WHAT TO WORK ON ▸
In your copy, reproduce the entries exactly as they are, minus the images.

— Start RAW RECORDS —

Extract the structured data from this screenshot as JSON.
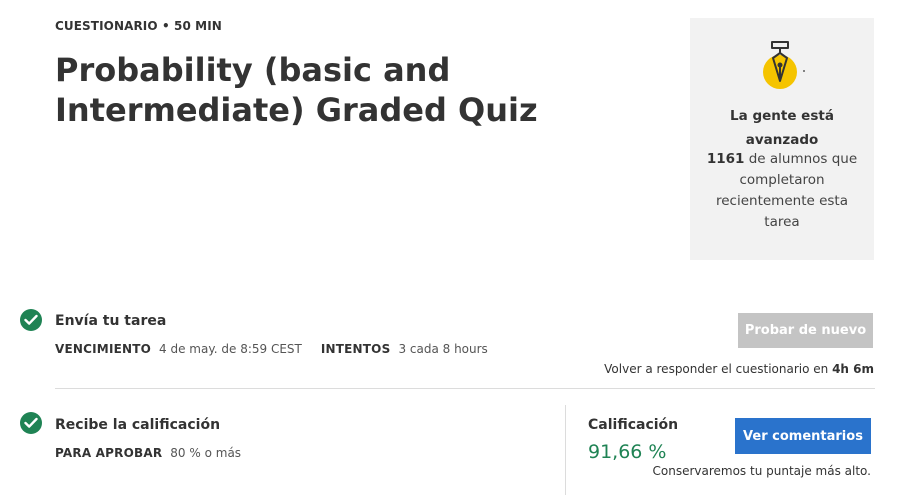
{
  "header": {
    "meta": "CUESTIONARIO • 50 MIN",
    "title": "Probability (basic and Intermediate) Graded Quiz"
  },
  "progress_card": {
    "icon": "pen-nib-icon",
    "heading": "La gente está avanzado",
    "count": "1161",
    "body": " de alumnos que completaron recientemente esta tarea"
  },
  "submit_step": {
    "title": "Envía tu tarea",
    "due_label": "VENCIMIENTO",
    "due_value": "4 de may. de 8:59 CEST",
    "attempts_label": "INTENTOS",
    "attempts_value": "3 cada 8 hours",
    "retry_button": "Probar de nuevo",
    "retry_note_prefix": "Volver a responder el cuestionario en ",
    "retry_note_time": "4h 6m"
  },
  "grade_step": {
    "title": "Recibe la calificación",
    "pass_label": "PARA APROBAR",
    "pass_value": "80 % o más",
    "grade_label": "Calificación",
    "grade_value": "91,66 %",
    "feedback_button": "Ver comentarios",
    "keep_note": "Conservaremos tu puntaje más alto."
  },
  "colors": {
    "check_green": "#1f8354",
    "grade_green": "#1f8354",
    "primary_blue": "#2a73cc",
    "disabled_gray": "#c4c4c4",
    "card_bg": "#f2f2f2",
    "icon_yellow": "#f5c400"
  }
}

— End RAW RECORDS —

OUTPUT OF THE EXERCISE ▸
Extract the structured data from this screenshot as JSON.
{
  "header": {
    "meta": "CUESTIONARIO • 50 MIN",
    "title": "Probability (basic and Intermediate) Graded Quiz"
  },
  "progress_card": {
    "icon": "pen-nib-icon",
    "heading": "La gente está avanzado",
    "count": "1161",
    "body": " de alumnos que completaron recientemente esta tarea"
  },
  "submit_step": {
    "title": "Envía tu tarea",
    "due_label": "VENCIMIENTO",
    "due_value": "4 de may. de 8:59 CEST",
    "attempts_label": "INTENTOS",
    "attempts_value": "3 cada 8 hours",
    "retry_button": "Probar de nuevo",
    "retry_note_prefix": "Volver a responder el cuestionario en ",
    "retry_note_time": "4h 6m"
  },
  "grade_step": {
    "title": "Recibe la calificación",
    "pass_label": "PARA APROBAR",
    "pass_value": "80 % o más",
    "grade_label": "Calificación",
    "grade_value": "91,66 %",
    "feedback_button": "Ver comentarios",
    "keep_note": "Conservaremos tu puntaje más alto."
  },
  "colors": {
    "check_green": "#1f8354",
    "grade_green": "#1f8354",
    "primary_blue": "#2a73cc",
    "disabled_gray": "#c4c4c4",
    "card_bg": "#f2f2f2",
    "icon_yellow": "#f5c400"
  }
}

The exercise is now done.